[Collected data]

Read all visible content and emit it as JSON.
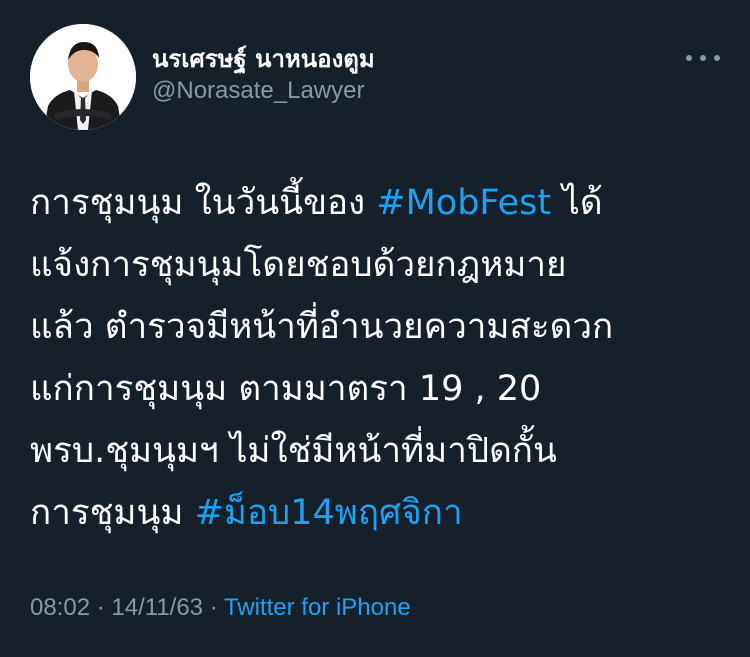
{
  "user": {
    "display_name": "นรเศรษฐ์ นาหนองตูม",
    "handle": "@Norasate_Lawyer"
  },
  "tweet": {
    "lines": [
      {
        "pre": "การชุมนุม ในวันนี้ของ ",
        "hashtag": "#MobFest",
        "post": " ได้"
      },
      {
        "pre": "แจ้งการชุมนุมโดยชอบด้วยกฎหมาย"
      },
      {
        "pre": "แล้ว ตำรวจมีหน้าที่อำนวยความสะดวก"
      },
      {
        "pre": "แก่การชุมนุม ตามมาตรา 19 , 20"
      },
      {
        "pre": "พรบ.ชุมนุมฯ ไม่ใช่มีหน้าที่มาปิดกั้น"
      },
      {
        "pre": "การชุมนุม ",
        "hashtag": "#ม็อบ14พฤศจิกา"
      }
    ]
  },
  "meta": {
    "time": "08:02",
    "sep1": " · ",
    "date": "14/11/63",
    "sep2": " · ",
    "source": "Twitter for iPhone"
  },
  "icons": {
    "more": "more-options-icon",
    "avatar": "profile-photo"
  },
  "colors": {
    "background": "#15202b",
    "text": "#ffffff",
    "secondary": "#8899a6",
    "link": "#1da1f2"
  }
}
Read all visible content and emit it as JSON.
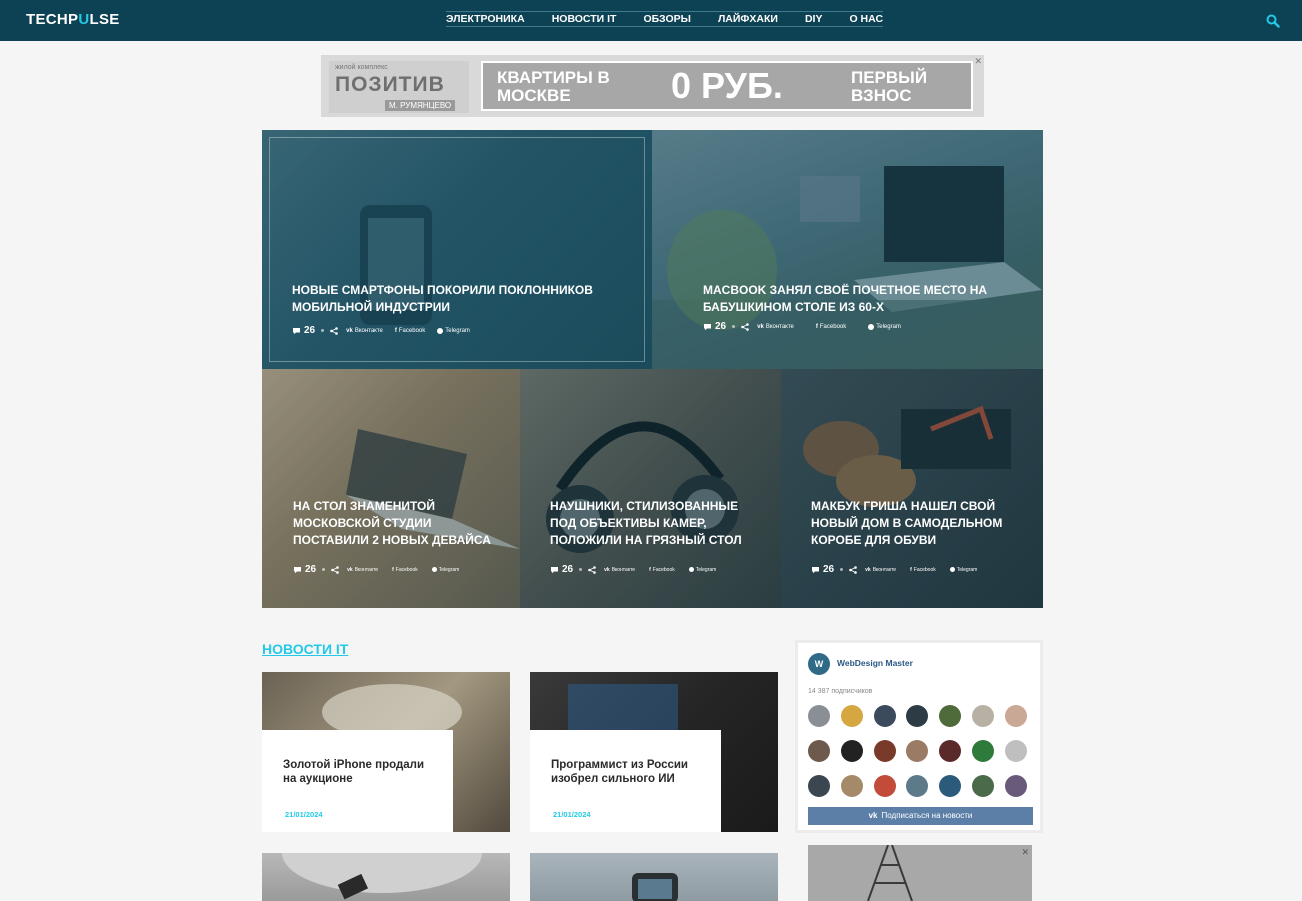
{
  "header": {
    "logo_part1": "TECHP",
    "logo_accent": "U",
    "logo_part2": "LSE",
    "nav": [
      "ЭЛЕКТРОНИКА",
      "НОВОСТИ IT",
      "ОБЗОРЫ",
      "ЛАЙФХАКИ",
      "DIY",
      "О НАС"
    ],
    "search_icon": "search-icon"
  },
  "ad_top": {
    "small": "жилой комплекс",
    "brand": "ПОЗИТИВ",
    "location": "М. РУМЯНЦЕВО",
    "left_text": "КВАРТИРЫ В МОСКВЕ",
    "center_text": "0 РУБ.",
    "right_text": "ПЕРВЫЙ ВЗНОС",
    "close": "✕"
  },
  "featured": [
    {
      "title": "НОВЫЕ СМАРТФОНЫ ПОКОРИЛИ ПОКЛОННИКОВ МОБИЛЬНОЙ ИНДУСТРИИ",
      "comments": "26",
      "vk": "Вконтакте",
      "fb": "Facebook",
      "tg": "Telegram"
    },
    {
      "title": "MACBOOK ЗАНЯЛ СВОЁ ПОЧЕТНОЕ МЕСТО НА БАБУШКИНОМ СТОЛЕ ИЗ 60-х",
      "comments": "26",
      "vk": "Вконтакте",
      "fb": "Facebook",
      "tg": "Telegram"
    },
    {
      "title": "НА СТОЛ ЗНАМЕНИТОЙ МОСКОВСКОЙ СТУДИИ ПОСТАВИЛИ 2 НОВЫХ ДЕВАЙСА",
      "comments": "26",
      "vk": "Вконтакте",
      "fb": "Facebook",
      "tg": "Telegram"
    },
    {
      "title": "НАУШНИКИ, СТИЛИЗОВАННЫЕ ПОД ОБЪЕКТИВЫ КАМЕР, ПОЛОЖИЛИ НА ГРЯЗНЫЙ СТОЛ",
      "comments": "26",
      "vk": "Вконтакте",
      "fb": "Facebook",
      "tg": "Telegram"
    },
    {
      "title": "МАКБУК ГРИША НАШЕЛ СВОЙ НОВЫЙ ДОМ В САМОДЕЛЬНОМ КОРОБЕ ДЛЯ ОБУВИ",
      "comments": "26",
      "vk": "Вконтакте",
      "fb": "Facebook",
      "tg": "Telegram"
    }
  ],
  "section": {
    "title": "НОВОСТИ IT",
    "cards": [
      {
        "title": "Золотой iPhone продали на аукционе",
        "date": "21/01/2024"
      },
      {
        "title": "Программист из России изобрел сильного ИИ",
        "date": "21/01/2024"
      }
    ]
  },
  "widget": {
    "logo": "W",
    "name": "WebDesign Master",
    "subscribers": "14 387 подписчиков",
    "button": "Подписаться на новости",
    "avatar_colors": [
      "#8a8f96",
      "#d6a640",
      "#3b4a5c",
      "#2c3b44",
      "#4f6b3a",
      "#b8b0a4",
      "#c9a896",
      "#6d5a4c",
      "#222222",
      "#7a3a2a",
      "#9b7a66",
      "#5a2a2a",
      "#2e7a3a",
      "#bfbfbf",
      "#3c4650",
      "#a58a6a",
      "#c24b3a",
      "#5d7a8a",
      "#2b5a7a",
      "#4a6a4a",
      "#6a5a7a"
    ]
  }
}
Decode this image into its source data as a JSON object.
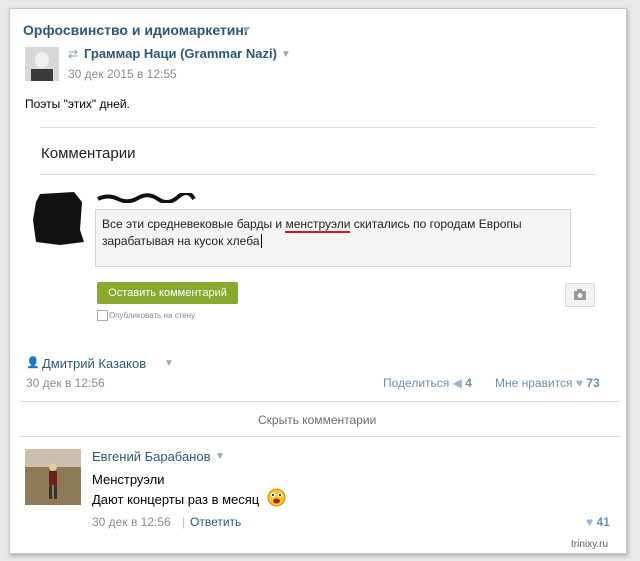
{
  "group": {
    "title": "Орфосвинство и идиомаркетинг"
  },
  "post": {
    "author": "Граммар Наци (Grammar Nazi)",
    "date": "30 дек 2015 в 12:55",
    "text": "Поэты \"этих\" дней."
  },
  "comments_section": {
    "heading": "Комментарии",
    "draft_text_part1": "Все эти средневековые барды и ",
    "draft_highlight": "менструэли",
    "draft_text_part2": " скитались по городам Европы",
    "draft_line2": "зарабатывая на кусок хлеба",
    "submit_label": "Оставить комментарий",
    "publish_label": "Опубликовать на стену"
  },
  "repost": {
    "user": "Дмитрий Казаков",
    "date": "30 дек в 12:56",
    "share_label": "Поделиться",
    "share_count": "4",
    "like_label": "Мне нравится",
    "like_count": "73"
  },
  "hide_comments_label": "Скрыть комментарии",
  "reply": {
    "user": "Евгений Барабанов",
    "line1": "Менструэли",
    "line2": "Дают концерты раз в месяц",
    "date": "30 дек в 12:56",
    "separator": "|",
    "reply_label": "Ответить",
    "like_count": "41"
  },
  "watermark": "trinixy.ru",
  "colors": {
    "link": "#2b587a",
    "button": "#8aa82f",
    "underline": "#d11a1a"
  }
}
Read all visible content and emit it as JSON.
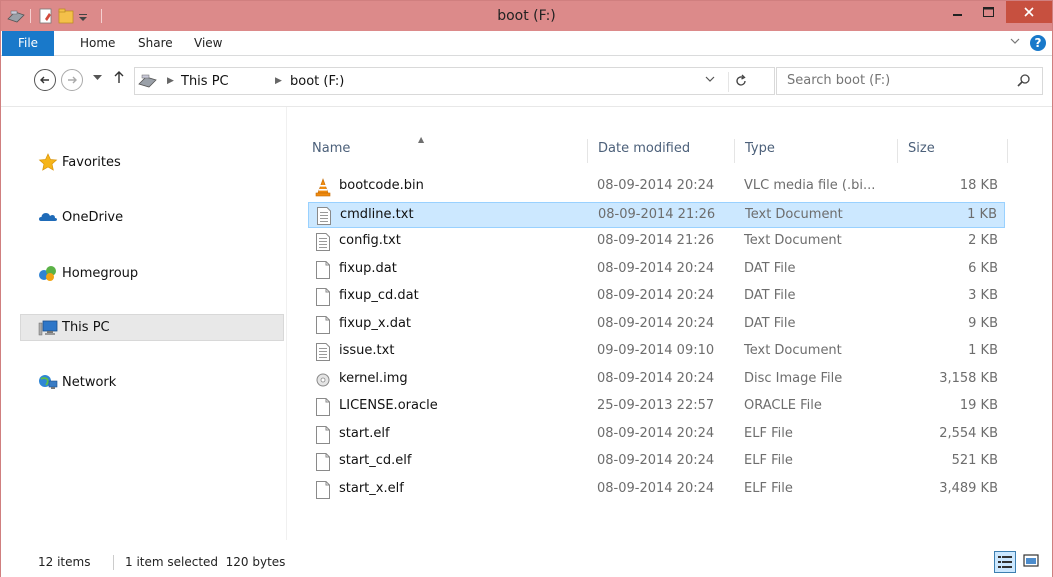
{
  "window": {
    "title": "boot (F:)"
  },
  "ribbon": {
    "tabs": [
      {
        "label": "File"
      },
      {
        "label": "Home"
      },
      {
        "label": "Share"
      },
      {
        "label": "View"
      }
    ],
    "help_label": "?"
  },
  "nav": {
    "breadcrumb": [
      "This PC",
      "boot (F:)"
    ],
    "search_placeholder": "Search boot (F:)"
  },
  "sidebar": {
    "items": [
      {
        "label": "Favorites",
        "icon": "star-icon"
      },
      {
        "label": "OneDrive",
        "icon": "cloud-icon"
      },
      {
        "label": "Homegroup",
        "icon": "homegroup-icon"
      },
      {
        "label": "This PC",
        "icon": "computer-icon",
        "selected": true
      },
      {
        "label": "Network",
        "icon": "network-icon"
      }
    ]
  },
  "filelist": {
    "columns": {
      "name": "Name",
      "date": "Date modified",
      "type": "Type",
      "size": "Size"
    },
    "rows": [
      {
        "name": "bootcode.bin",
        "date": "08-09-2014 20:24",
        "type": "VLC media file (.bi...",
        "size": "18 KB",
        "icon": "vlc-icon"
      },
      {
        "name": "cmdline.txt",
        "date": "08-09-2014 21:26",
        "type": "Text Document",
        "size": "1 KB",
        "icon": "text-file-icon",
        "selected": true
      },
      {
        "name": "config.txt",
        "date": "08-09-2014 21:26",
        "type": "Text Document",
        "size": "2 KB",
        "icon": "text-file-icon"
      },
      {
        "name": "fixup.dat",
        "date": "08-09-2014 20:24",
        "type": "DAT File",
        "size": "6 KB",
        "icon": "file-icon"
      },
      {
        "name": "fixup_cd.dat",
        "date": "08-09-2014 20:24",
        "type": "DAT File",
        "size": "3 KB",
        "icon": "file-icon"
      },
      {
        "name": "fixup_x.dat",
        "date": "08-09-2014 20:24",
        "type": "DAT File",
        "size": "9 KB",
        "icon": "file-icon"
      },
      {
        "name": "issue.txt",
        "date": "09-09-2014 09:10",
        "type": "Text Document",
        "size": "1 KB",
        "icon": "text-file-icon"
      },
      {
        "name": "kernel.img",
        "date": "08-09-2014 20:24",
        "type": "Disc Image File",
        "size": "3,158 KB",
        "icon": "disc-image-icon"
      },
      {
        "name": "LICENSE.oracle",
        "date": "25-09-2013 22:57",
        "type": "ORACLE File",
        "size": "19 KB",
        "icon": "file-icon"
      },
      {
        "name": "start.elf",
        "date": "08-09-2014 20:24",
        "type": "ELF File",
        "size": "2,554 KB",
        "icon": "file-icon"
      },
      {
        "name": "start_cd.elf",
        "date": "08-09-2014 20:24",
        "type": "ELF File",
        "size": "521 KB",
        "icon": "file-icon"
      },
      {
        "name": "start_x.elf",
        "date": "08-09-2014 20:24",
        "type": "ELF File",
        "size": "3,489 KB",
        "icon": "file-icon"
      }
    ]
  },
  "status": {
    "item_count": "12 items",
    "selection": "1 item selected  120 bytes"
  },
  "colors": {
    "titlebar": "#dc8a8a",
    "close_button": "#c7503f",
    "file_tab": "#1979ca",
    "selection": "#cce8ff",
    "selection_border": "#99d1ff"
  }
}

--- THE REQUEST ---
Scan the material above. Extract every line in which the word "source" occurs.

--- RESPONSE TO THE EXERCISE ---
    "source": "Twitter for iPhone"
Decode this image into its source data as a JSON object.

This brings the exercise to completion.